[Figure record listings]
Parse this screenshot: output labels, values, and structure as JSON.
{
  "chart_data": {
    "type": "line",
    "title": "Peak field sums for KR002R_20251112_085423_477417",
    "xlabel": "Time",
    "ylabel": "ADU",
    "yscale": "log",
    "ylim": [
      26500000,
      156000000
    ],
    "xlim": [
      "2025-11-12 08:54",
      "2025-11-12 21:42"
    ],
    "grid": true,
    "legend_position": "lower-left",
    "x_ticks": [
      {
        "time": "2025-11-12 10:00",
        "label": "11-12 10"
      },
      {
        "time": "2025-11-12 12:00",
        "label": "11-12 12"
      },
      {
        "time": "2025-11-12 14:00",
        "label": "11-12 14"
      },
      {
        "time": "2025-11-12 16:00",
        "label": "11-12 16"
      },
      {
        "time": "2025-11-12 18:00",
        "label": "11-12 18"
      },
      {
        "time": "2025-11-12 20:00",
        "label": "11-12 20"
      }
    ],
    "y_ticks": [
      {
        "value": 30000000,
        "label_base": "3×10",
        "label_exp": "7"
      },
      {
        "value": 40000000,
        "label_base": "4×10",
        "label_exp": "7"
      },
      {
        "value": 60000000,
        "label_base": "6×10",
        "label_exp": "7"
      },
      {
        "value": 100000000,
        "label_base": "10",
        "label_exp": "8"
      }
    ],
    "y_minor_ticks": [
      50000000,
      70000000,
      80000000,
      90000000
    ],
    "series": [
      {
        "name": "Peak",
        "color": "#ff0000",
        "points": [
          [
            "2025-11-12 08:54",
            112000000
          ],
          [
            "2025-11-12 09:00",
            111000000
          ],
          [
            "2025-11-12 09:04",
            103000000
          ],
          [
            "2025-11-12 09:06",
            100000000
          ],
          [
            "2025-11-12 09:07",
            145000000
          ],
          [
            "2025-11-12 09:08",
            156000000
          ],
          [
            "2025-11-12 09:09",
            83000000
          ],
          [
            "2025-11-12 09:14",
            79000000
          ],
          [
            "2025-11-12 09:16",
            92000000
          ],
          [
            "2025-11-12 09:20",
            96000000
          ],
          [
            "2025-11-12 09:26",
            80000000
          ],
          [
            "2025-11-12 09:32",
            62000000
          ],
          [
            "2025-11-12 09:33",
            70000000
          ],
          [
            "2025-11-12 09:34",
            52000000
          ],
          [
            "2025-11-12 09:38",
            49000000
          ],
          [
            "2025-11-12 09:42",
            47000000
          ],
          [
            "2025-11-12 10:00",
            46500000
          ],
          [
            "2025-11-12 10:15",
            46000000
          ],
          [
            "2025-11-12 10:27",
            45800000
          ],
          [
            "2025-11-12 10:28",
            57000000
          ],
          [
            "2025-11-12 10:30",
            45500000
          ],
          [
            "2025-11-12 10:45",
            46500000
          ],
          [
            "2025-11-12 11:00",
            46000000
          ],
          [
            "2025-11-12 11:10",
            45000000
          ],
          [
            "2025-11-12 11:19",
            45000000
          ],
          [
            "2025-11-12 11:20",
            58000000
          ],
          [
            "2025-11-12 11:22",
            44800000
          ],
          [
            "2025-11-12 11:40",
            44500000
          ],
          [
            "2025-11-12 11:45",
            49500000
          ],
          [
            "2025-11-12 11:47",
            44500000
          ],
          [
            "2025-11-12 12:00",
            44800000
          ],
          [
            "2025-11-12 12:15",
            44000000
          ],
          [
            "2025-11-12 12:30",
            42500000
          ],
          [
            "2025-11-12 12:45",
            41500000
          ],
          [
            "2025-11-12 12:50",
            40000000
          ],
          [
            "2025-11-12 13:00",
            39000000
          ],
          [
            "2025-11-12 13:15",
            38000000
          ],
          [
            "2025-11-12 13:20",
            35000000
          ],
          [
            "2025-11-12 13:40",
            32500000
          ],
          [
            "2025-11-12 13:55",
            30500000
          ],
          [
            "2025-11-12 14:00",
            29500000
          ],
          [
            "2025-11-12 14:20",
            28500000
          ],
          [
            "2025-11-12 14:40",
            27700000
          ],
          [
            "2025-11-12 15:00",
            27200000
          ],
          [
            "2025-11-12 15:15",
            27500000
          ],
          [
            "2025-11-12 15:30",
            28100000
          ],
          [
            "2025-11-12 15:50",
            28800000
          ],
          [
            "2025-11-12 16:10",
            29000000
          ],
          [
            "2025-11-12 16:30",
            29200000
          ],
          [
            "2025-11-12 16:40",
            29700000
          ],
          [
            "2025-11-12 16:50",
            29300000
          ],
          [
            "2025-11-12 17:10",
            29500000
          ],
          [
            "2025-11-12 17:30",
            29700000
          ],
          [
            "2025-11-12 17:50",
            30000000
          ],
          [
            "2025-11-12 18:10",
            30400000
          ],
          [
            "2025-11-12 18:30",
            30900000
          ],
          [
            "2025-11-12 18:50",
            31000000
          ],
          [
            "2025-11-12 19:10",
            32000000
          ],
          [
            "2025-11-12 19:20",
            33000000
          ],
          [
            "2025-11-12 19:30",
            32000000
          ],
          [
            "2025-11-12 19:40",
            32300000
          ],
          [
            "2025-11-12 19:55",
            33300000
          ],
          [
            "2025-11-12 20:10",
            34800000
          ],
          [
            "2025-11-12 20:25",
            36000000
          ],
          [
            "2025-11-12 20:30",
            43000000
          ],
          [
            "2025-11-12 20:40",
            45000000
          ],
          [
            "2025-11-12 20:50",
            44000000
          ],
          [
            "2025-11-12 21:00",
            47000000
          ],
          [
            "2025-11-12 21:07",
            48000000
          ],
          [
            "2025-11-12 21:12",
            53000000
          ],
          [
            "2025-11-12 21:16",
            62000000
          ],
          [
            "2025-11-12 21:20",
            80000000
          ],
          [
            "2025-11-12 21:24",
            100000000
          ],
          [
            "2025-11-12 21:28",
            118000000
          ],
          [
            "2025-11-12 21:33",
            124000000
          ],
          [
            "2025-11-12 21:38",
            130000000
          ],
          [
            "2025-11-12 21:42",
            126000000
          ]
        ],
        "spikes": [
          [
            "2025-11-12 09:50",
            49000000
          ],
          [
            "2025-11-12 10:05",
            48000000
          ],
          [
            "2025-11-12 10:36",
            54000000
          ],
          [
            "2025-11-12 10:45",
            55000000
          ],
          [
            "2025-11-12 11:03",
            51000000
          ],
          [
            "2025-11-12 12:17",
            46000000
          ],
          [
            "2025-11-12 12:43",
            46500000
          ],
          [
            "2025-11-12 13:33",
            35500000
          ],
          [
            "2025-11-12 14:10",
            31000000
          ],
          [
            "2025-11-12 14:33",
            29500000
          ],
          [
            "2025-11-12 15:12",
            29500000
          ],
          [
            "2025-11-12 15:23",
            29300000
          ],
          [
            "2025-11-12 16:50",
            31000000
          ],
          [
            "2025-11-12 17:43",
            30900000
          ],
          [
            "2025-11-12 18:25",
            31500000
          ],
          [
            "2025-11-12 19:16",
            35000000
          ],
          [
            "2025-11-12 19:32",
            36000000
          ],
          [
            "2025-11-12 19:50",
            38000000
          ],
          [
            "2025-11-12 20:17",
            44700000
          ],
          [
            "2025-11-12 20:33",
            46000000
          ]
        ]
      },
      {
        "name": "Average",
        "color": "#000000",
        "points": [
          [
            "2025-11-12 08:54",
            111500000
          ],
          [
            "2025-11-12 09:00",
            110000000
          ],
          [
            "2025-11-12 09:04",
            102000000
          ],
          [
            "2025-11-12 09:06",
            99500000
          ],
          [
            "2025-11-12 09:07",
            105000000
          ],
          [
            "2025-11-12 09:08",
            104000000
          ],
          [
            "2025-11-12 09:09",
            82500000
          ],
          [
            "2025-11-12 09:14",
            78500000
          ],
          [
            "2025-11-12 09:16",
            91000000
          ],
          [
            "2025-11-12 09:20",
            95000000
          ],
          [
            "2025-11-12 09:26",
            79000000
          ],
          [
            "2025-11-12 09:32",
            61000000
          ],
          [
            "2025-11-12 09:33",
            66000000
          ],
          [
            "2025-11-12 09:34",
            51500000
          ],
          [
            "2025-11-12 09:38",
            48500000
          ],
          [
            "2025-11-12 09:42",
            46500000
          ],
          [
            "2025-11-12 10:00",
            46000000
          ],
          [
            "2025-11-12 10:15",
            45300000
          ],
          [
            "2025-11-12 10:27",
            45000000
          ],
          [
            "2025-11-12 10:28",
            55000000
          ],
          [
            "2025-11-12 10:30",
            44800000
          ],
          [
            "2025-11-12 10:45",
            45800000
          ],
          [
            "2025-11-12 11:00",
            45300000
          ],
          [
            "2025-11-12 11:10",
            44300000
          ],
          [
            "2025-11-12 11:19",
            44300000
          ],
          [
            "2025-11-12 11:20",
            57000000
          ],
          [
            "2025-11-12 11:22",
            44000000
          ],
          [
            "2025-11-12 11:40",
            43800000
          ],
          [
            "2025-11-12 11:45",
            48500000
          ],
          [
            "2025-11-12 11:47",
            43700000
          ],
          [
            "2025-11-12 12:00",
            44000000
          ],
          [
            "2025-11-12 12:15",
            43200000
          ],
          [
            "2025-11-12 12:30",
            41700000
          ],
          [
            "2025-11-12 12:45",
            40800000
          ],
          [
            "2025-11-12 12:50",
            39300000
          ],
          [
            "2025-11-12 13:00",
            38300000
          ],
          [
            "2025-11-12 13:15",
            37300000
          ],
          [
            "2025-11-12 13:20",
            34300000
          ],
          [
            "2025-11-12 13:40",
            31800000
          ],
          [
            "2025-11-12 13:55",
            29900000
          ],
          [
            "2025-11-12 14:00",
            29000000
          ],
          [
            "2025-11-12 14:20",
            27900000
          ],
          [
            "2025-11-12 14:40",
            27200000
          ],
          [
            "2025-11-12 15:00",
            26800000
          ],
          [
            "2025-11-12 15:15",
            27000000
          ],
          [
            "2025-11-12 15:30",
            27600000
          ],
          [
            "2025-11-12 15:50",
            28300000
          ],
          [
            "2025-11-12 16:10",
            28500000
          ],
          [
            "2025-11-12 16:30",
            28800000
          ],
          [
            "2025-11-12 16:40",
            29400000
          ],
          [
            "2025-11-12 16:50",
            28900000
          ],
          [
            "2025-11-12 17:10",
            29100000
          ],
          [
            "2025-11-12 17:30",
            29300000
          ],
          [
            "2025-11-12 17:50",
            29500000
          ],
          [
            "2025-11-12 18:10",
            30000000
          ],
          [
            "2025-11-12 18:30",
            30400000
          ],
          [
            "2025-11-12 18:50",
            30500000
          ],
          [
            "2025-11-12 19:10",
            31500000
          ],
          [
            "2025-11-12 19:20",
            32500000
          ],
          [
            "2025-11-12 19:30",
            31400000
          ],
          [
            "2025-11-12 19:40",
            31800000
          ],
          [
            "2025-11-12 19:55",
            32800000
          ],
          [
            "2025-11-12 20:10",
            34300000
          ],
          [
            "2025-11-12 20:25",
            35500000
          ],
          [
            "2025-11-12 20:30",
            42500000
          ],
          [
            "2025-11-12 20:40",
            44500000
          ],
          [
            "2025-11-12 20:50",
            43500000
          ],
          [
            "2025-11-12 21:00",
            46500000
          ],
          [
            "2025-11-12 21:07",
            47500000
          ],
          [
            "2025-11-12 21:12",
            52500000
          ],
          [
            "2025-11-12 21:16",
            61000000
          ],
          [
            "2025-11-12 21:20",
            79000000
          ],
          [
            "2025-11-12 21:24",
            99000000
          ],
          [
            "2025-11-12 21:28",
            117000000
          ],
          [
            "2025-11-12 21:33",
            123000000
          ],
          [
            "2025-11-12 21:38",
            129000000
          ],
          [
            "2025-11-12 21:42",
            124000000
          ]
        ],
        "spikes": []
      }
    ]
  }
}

■ **WRITTEN PROBLEM**
What count of lines in the listing contain the word "Peak"? Reply with the number only.

■ **EXERCISE OUTPUT**
2